— Start of SUPPLIED ENTRIES —

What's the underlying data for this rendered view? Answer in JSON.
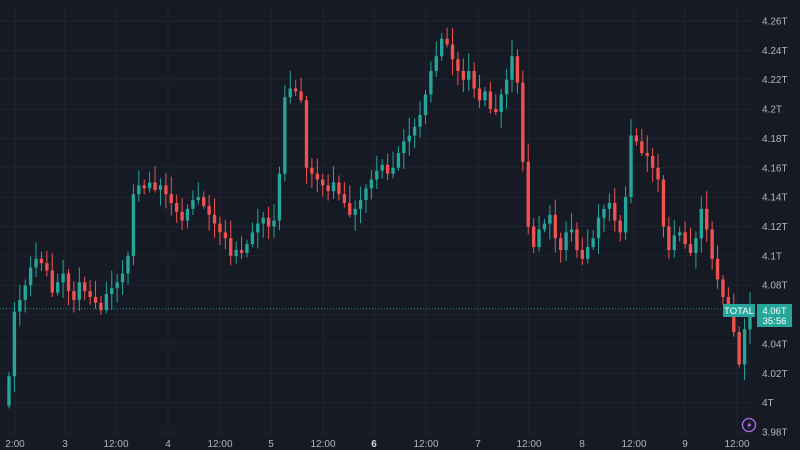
{
  "colors": {
    "background": "#161a25",
    "grid": "#1f2430",
    "up": "#26a69a",
    "down": "#ef5350",
    "axis_text": "#b2b5be",
    "badge_bg": "#26a69a",
    "logo": "#b86bf0"
  },
  "chart_data": {
    "type": "candlestick",
    "title": "",
    "series_label": "TOTAL",
    "last_value_label": "4.06T",
    "countdown": "35:56",
    "last_value": 4.064,
    "y_unit": "T",
    "ylim": [
      3.98,
      4.26
    ],
    "y_ticks": [
      3.98,
      4,
      4.02,
      4.04,
      4.06,
      4.08,
      4.1,
      4.12,
      4.14,
      4.16,
      4.18,
      4.2,
      4.22,
      4.24,
      4.26
    ],
    "y_tick_labels": [
      "3.98T",
      "4T",
      "4.02T",
      "4.04T",
      "4.06T",
      "4.08T",
      "4.1T",
      "4.12T",
      "4.14T",
      "4.16T",
      "4.18T",
      "4.2T",
      "4.22T",
      "4.24T",
      "4.26T"
    ],
    "x_tick_labels": [
      "2:00",
      "3",
      "12:00",
      "4",
      "12:00",
      "5",
      "12:00",
      "6",
      "12:00",
      "7",
      "12:00",
      "8",
      "12:00",
      "9",
      "12:00"
    ],
    "x_tick_bold": [
      false,
      false,
      false,
      false,
      false,
      false,
      false,
      true,
      false,
      false,
      false,
      false,
      false,
      false,
      false
    ],
    "grid": true,
    "close_series": [
      4.018,
      4.062,
      4.07,
      4.08,
      4.092,
      4.098,
      4.095,
      4.09,
      4.075,
      4.082,
      4.088,
      4.076,
      4.07,
      4.082,
      4.076,
      4.072,
      4.068,
      4.063,
      4.074,
      4.078,
      4.082,
      4.088,
      4.1,
      4.142,
      4.148,
      4.146,
      4.15,
      4.145,
      4.148,
      4.142,
      4.136,
      4.13,
      4.124,
      4.132,
      4.138,
      4.14,
      4.134,
      4.128,
      4.122,
      4.116,
      4.112,
      4.1,
      4.104,
      4.102,
      4.108,
      4.116,
      4.122,
      4.126,
      4.12,
      4.124,
      4.156,
      4.208,
      4.214,
      4.212,
      4.206,
      4.16,
      4.156,
      4.152,
      4.148,
      4.144,
      4.15,
      4.142,
      4.136,
      4.128,
      4.132,
      4.138,
      4.146,
      4.152,
      4.158,
      4.162,
      4.156,
      4.16,
      4.17,
      4.178,
      4.182,
      4.188,
      4.196,
      4.21,
      4.226,
      4.236,
      4.248,
      4.244,
      4.234,
      4.226,
      4.22,
      4.226,
      4.214,
      4.206,
      4.212,
      4.2,
      4.198,
      4.21,
      4.22,
      4.236,
      4.218,
      4.164,
      4.12,
      4.106,
      4.118,
      4.122,
      4.128,
      4.112,
      4.104,
      4.116,
      4.118,
      4.104,
      4.098,
      4.106,
      4.112,
      4.126,
      4.132,
      4.136,
      4.124,
      4.116,
      4.14,
      4.182,
      4.178,
      4.17,
      4.168,
      4.16,
      4.152,
      4.12,
      4.104,
      4.114,
      4.116,
      4.108,
      4.102,
      4.112,
      4.132,
      4.118,
      4.098,
      4.084,
      4.072,
      4.064,
      4.048,
      4.026,
      4.05,
      4.064
    ]
  }
}
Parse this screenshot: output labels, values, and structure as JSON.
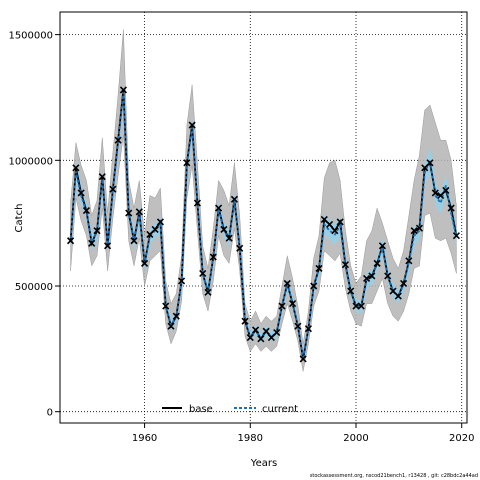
{
  "chart_data": {
    "type": "line",
    "xlabel": "Years",
    "ylabel": "Catch",
    "xlim": [
      1944,
      2021
    ],
    "ylim": [
      -45000,
      1590000
    ],
    "x_ticks": [
      1960,
      1980,
      2000,
      2020
    ],
    "y_ticks": [
      0,
      500000,
      1000000,
      1500000
    ],
    "x_tick_labels": [
      "1960",
      "1980",
      "2000",
      "2020"
    ],
    "y_tick_labels": [
      "0",
      "500000",
      "1000000",
      "1500000"
    ],
    "grid": true,
    "legend_position": "bottom-left",
    "colors": {
      "base": "#000000",
      "current": "#1e6fb3",
      "current_band": "#8fd3ee",
      "base_band": "#b4b4b4",
      "marker": "#000000"
    },
    "x": [
      1946,
      1947,
      1948,
      1949,
      1950,
      1951,
      1952,
      1953,
      1954,
      1955,
      1956,
      1957,
      1958,
      1959,
      1960,
      1961,
      1962,
      1963,
      1964,
      1965,
      1966,
      1967,
      1968,
      1969,
      1970,
      1971,
      1972,
      1973,
      1974,
      1975,
      1976,
      1977,
      1978,
      1979,
      1980,
      1981,
      1982,
      1983,
      1984,
      1985,
      1986,
      1987,
      1988,
      1989,
      1990,
      1991,
      1992,
      1993,
      1994,
      1995,
      1996,
      1997,
      1998,
      1999,
      2000,
      2001,
      2002,
      2003,
      2004,
      2005,
      2006,
      2007,
      2008,
      2009,
      2010,
      2011,
      2012,
      2013,
      2014,
      2015,
      2016,
      2017,
      2018,
      2019
    ],
    "series": [
      {
        "name": "base",
        "values": [
          680000,
          970000,
          870000,
          800000,
          670000,
          720000,
          935000,
          660000,
          885000,
          1080000,
          1280000,
          790000,
          680000,
          795000,
          590000,
          705000,
          725000,
          755000,
          420000,
          340000,
          380000,
          520000,
          990000,
          1140000,
          830000,
          550000,
          475000,
          615000,
          810000,
          725000,
          690000,
          845000,
          650000,
          360000,
          295000,
          325000,
          290000,
          320000,
          295000,
          315000,
          420000,
          510000,
          430000,
          340000,
          210000,
          330000,
          500000,
          570000,
          765000,
          745000,
          720000,
          755000,
          585000,
          480000,
          420000,
          420000,
          530000,
          540000,
          590000,
          660000,
          540000,
          480000,
          460000,
          510000,
          600000,
          720000,
          730000,
          970000,
          990000,
          870000,
          860000,
          880000,
          810000,
          700000
        ],
        "lower": [
          560000,
          850000,
          760000,
          700000,
          580000,
          620000,
          810000,
          560000,
          770000,
          940000,
          1100000,
          680000,
          580000,
          690000,
          500000,
          600000,
          620000,
          640000,
          350000,
          270000,
          320000,
          440000,
          850000,
          980000,
          720000,
          470000,
          400000,
          520000,
          700000,
          620000,
          590000,
          730000,
          560000,
          300000,
          240000,
          270000,
          240000,
          260000,
          240000,
          260000,
          350000,
          430000,
          360000,
          280000,
          160000,
          270000,
          420000,
          480000,
          640000,
          620000,
          600000,
          630000,
          490000,
          400000,
          350000,
          340000,
          430000,
          430000,
          480000,
          530000,
          430000,
          380000,
          360000,
          400000,
          470000,
          570000,
          580000,
          780000,
          790000,
          690000,
          680000,
          690000,
          630000,
          550000
        ],
        "upper": [
          830000,
          1070000,
          980000,
          920000,
          780000,
          840000,
          1090000,
          790000,
          1030000,
          1260000,
          1520000,
          920000,
          810000,
          920000,
          700000,
          860000,
          850000,
          890000,
          520000,
          430000,
          470000,
          620000,
          1140000,
          1300000,
          990000,
          660000,
          570000,
          730000,
          920000,
          880000,
          820000,
          990000,
          780000,
          430000,
          360000,
          400000,
          350000,
          380000,
          360000,
          380000,
          500000,
          620000,
          530000,
          420000,
          270000,
          400000,
          610000,
          700000,
          930000,
          990000,
          1000000,
          920000,
          720000,
          580000,
          510000,
          540000,
          680000,
          720000,
          810000,
          750000,
          680000,
          610000,
          570000,
          640000,
          780000,
          920000,
          1020000,
          1200000,
          1220000,
          1150000,
          1080000,
          1080000,
          1000000,
          820000
        ]
      },
      {
        "name": "current",
        "values": [
          690000,
          955000,
          860000,
          795000,
          675000,
          715000,
          925000,
          655000,
          880000,
          1070000,
          1270000,
          785000,
          675000,
          790000,
          590000,
          700000,
          720000,
          745000,
          420000,
          345000,
          380000,
          515000,
          985000,
          1130000,
          825000,
          550000,
          478000,
          612000,
          805000,
          720000,
          688000,
          840000,
          648000,
          362000,
          298000,
          326000,
          292000,
          322000,
          297000,
          318000,
          422000,
          508000,
          432000,
          342000,
          215000,
          332000,
          498000,
          568000,
          745000,
          720000,
          705000,
          740000,
          580000,
          478000,
          418000,
          418000,
          525000,
          535000,
          590000,
          655000,
          538000,
          478000,
          458000,
          505000,
          595000,
          700000,
          720000,
          950000,
          1000000,
          860000,
          830000,
          900000,
          790000,
          695000
        ],
        "lower": [
          650000,
          910000,
          820000,
          760000,
          640000,
          680000,
          890000,
          620000,
          840000,
          1030000,
          1230000,
          750000,
          640000,
          750000,
          560000,
          670000,
          690000,
          710000,
          395000,
          320000,
          355000,
          490000,
          950000,
          1090000,
          790000,
          520000,
          450000,
          585000,
          770000,
          690000,
          655000,
          805000,
          615000,
          340000,
          278000,
          305000,
          272000,
          300000,
          277000,
          296000,
          398000,
          482000,
          406000,
          318000,
          195000,
          308000,
          472000,
          540000,
          705000,
          680000,
          665000,
          700000,
          548000,
          450000,
          392000,
          392000,
          497000,
          505000,
          558000,
          620000,
          508000,
          450000,
          432000,
          478000,
          562000,
          665000,
          685000,
          905000,
          950000,
          815000,
          790000,
          860000,
          750000,
          660000
        ],
        "upper": [
          730000,
          1000000,
          900000,
          830000,
          710000,
          750000,
          960000,
          690000,
          920000,
          1110000,
          1310000,
          820000,
          710000,
          830000,
          620000,
          730000,
          750000,
          780000,
          445000,
          370000,
          405000,
          540000,
          1020000,
          1170000,
          860000,
          580000,
          506000,
          640000,
          840000,
          750000,
          721000,
          875000,
          681000,
          384000,
          318000,
          347000,
          312000,
          344000,
          317000,
          340000,
          446000,
          534000,
          458000,
          366000,
          235000,
          356000,
          524000,
          596000,
          785000,
          760000,
          745000,
          780000,
          612000,
          506000,
          444000,
          444000,
          553000,
          565000,
          622000,
          690000,
          568000,
          506000,
          484000,
          532000,
          628000,
          735000,
          755000,
          995000,
          1050000,
          905000,
          870000,
          940000,
          830000,
          730000
        ]
      }
    ],
    "legend": [
      {
        "label": "base",
        "style": "solid",
        "color": "#000000"
      },
      {
        "label": "current",
        "style": "dashed",
        "color": "#1e6fb3"
      }
    ]
  },
  "footnote": "stockassessment.org, nscod21bench1, r13428 , git: c28bdc2a44ad"
}
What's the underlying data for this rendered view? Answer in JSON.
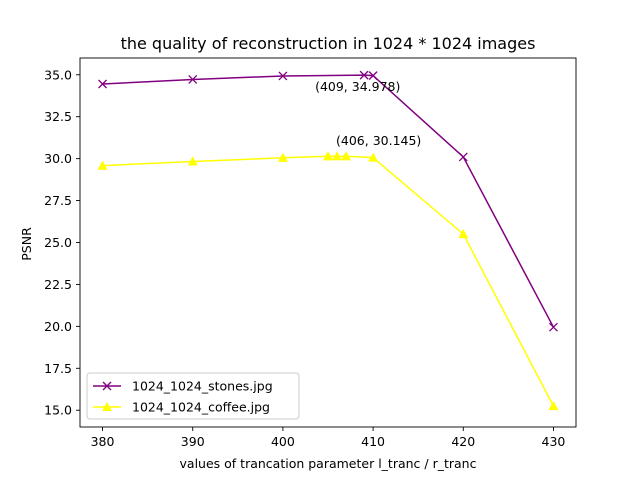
{
  "chart_data": {
    "type": "line",
    "title": "the quality of reconstruction in 1024 * 1024 images",
    "xlabel": "values of trancation parameter l_tranc / r_tranc",
    "ylabel": "PSNR",
    "xlim": [
      377.5,
      432.5
    ],
    "ylim": [
      14.0,
      36.0
    ],
    "xticks": [
      380,
      390,
      400,
      410,
      420,
      430
    ],
    "yticks": [
      15.0,
      17.5,
      20.0,
      22.5,
      25.0,
      27.5,
      30.0,
      32.5,
      35.0
    ],
    "xtick_labels": [
      "380",
      "390",
      "400",
      "410",
      "420",
      "430"
    ],
    "ytick_labels": [
      "15.0",
      "17.5",
      "20.0",
      "22.5",
      "25.0",
      "27.5",
      "30.0",
      "32.5",
      "35.0"
    ],
    "grid": false,
    "legend_position": "lower-left",
    "series": [
      {
        "name": "1024_1024_stones.jpg",
        "color": "#800080",
        "marker": "x",
        "x": [
          380,
          390,
          400,
          409,
          410,
          420,
          430
        ],
        "y": [
          34.45,
          34.72,
          34.93,
          34.978,
          34.95,
          30.1,
          19.95
        ]
      },
      {
        "name": "1024_1024_coffee.jpg",
        "color": "#ffff00",
        "marker": "triangle",
        "x": [
          380,
          390,
          400,
          405,
          406,
          407,
          410,
          420,
          430
        ],
        "y": [
          29.58,
          29.83,
          30.05,
          30.14,
          30.145,
          30.14,
          30.06,
          25.5,
          15.25
        ]
      }
    ],
    "annotations": [
      {
        "text": "(409, 34.978)",
        "x": 409,
        "y": 34.978
      },
      {
        "text": "(406, 30.145)",
        "x": 406,
        "y": 30.145
      }
    ]
  }
}
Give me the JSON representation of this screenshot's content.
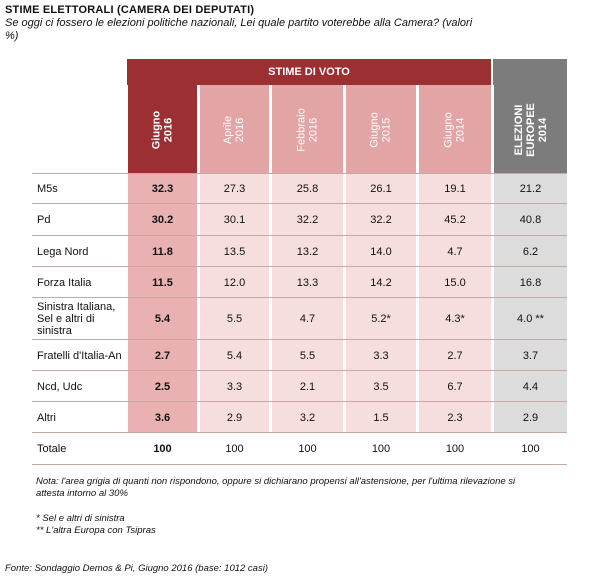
{
  "title": "STIME ELETTORALI (CAMERA DEI DEPUTATI)",
  "subtitle": "Se oggi ci fossero le elezioni politiche nazionali, Lei quale partito voterebbe alla Camera?  (valori %)",
  "group_header": "STIME DI VOTO",
  "columns": [
    "Giugno\n2016",
    "Aprile\n2016",
    "Febbraio\n2016",
    "Giugno\n2015",
    "Giugno\n2014",
    "ELEZIONI\nEUROPEE\n2014"
  ],
  "rows": [
    {
      "label": "M5s",
      "values": [
        "32.3",
        "27.3",
        "25.8",
        "26.1",
        "19.1",
        "21.2"
      ]
    },
    {
      "label": "Pd",
      "values": [
        "30.2",
        "30.1",
        "32.2",
        "32.2",
        "45.2",
        "40.8"
      ]
    },
    {
      "label": "Lega Nord",
      "values": [
        "11.8",
        "13.5",
        "13.2",
        "14.0",
        "4.7",
        "6.2"
      ]
    },
    {
      "label": "Forza Italia",
      "values": [
        "11.5",
        "12.0",
        "13.3",
        "14.2",
        "15.0",
        "16.8"
      ]
    },
    {
      "label": "Sinistra Italiana, Sel e altri di sinistra",
      "values": [
        "5.4",
        "5.5",
        "4.7",
        "5.2*",
        "4.3*",
        "4.0 **"
      ]
    },
    {
      "label": "Fratelli d'Italia-An",
      "values": [
        "2.7",
        "5.4",
        "5.5",
        "3.3",
        "2.7",
        "3.7"
      ]
    },
    {
      "label": "Ncd, Udc",
      "values": [
        "2.5",
        "3.3",
        "2.1",
        "3.5",
        "6.7",
        "4.4"
      ]
    },
    {
      "label": "Altri",
      "values": [
        "3.6",
        "2.9",
        "3.2",
        "1.5",
        "2.3",
        "2.9"
      ]
    },
    {
      "label": "Totale",
      "values": [
        "100",
        "100",
        "100",
        "100",
        "100",
        "100"
      ]
    }
  ],
  "notes": {
    "note1": "Nota: l'area grigia di quanti non rispondono, oppure si dichiarano propensi all'astensione, per l'ultima rilevazione si attesta intorno al 30%",
    "note2": "* Sel e altri di sinistra",
    "note3": "** L'altra Europa con Tsipras"
  },
  "source": "Fonte: Sondaggio Demos & Pi, Giugno 2016 (base: 1012 casi)",
  "colors": {
    "band_dark": "#9c2f32",
    "first_col_body": "#e9b1b1",
    "other_col_body": "#f6dede",
    "header_pink": "#e3a4a6",
    "gray_header": "#7c7c7c",
    "gray_body": "#dcdcdc"
  },
  "chart_data": {
    "type": "table",
    "title": "STIME ELETTORALI (CAMERA DEI DEPUTATI)",
    "categories": [
      "M5s",
      "Pd",
      "Lega Nord",
      "Forza Italia",
      "Sinistra Italiana, Sel e altri di sinistra",
      "Fratelli d'Italia-An",
      "Ncd, Udc",
      "Altri",
      "Totale"
    ],
    "series": [
      {
        "name": "Giugno 2016",
        "values": [
          32.3,
          30.2,
          11.8,
          11.5,
          5.4,
          2.7,
          2.5,
          3.6,
          100
        ]
      },
      {
        "name": "Aprile 2016",
        "values": [
          27.3,
          30.1,
          13.5,
          12.0,
          5.5,
          5.4,
          3.3,
          2.9,
          100
        ]
      },
      {
        "name": "Febbraio 2016",
        "values": [
          25.8,
          32.2,
          13.2,
          13.3,
          4.7,
          5.5,
          2.1,
          3.2,
          100
        ]
      },
      {
        "name": "Giugno 2015",
        "values": [
          26.1,
          32.2,
          14.0,
          14.2,
          5.2,
          3.3,
          3.5,
          1.5,
          100
        ]
      },
      {
        "name": "Giugno 2014",
        "values": [
          19.1,
          45.2,
          4.7,
          15.0,
          4.3,
          2.7,
          6.7,
          2.3,
          100
        ]
      },
      {
        "name": "ELEZIONI EUROPEE 2014",
        "values": [
          21.2,
          40.8,
          6.2,
          16.8,
          4.0,
          3.7,
          4.4,
          2.9,
          100
        ]
      }
    ]
  }
}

— End of SUPPLIED ENTRIES —

**YOUR TASK:**
From the records above, pull out each line that has "Fratelli".

**RIGHT ANSWER:**
      "label": "Fratelli d'Italia-An",
      "Fratelli d'Italia-An",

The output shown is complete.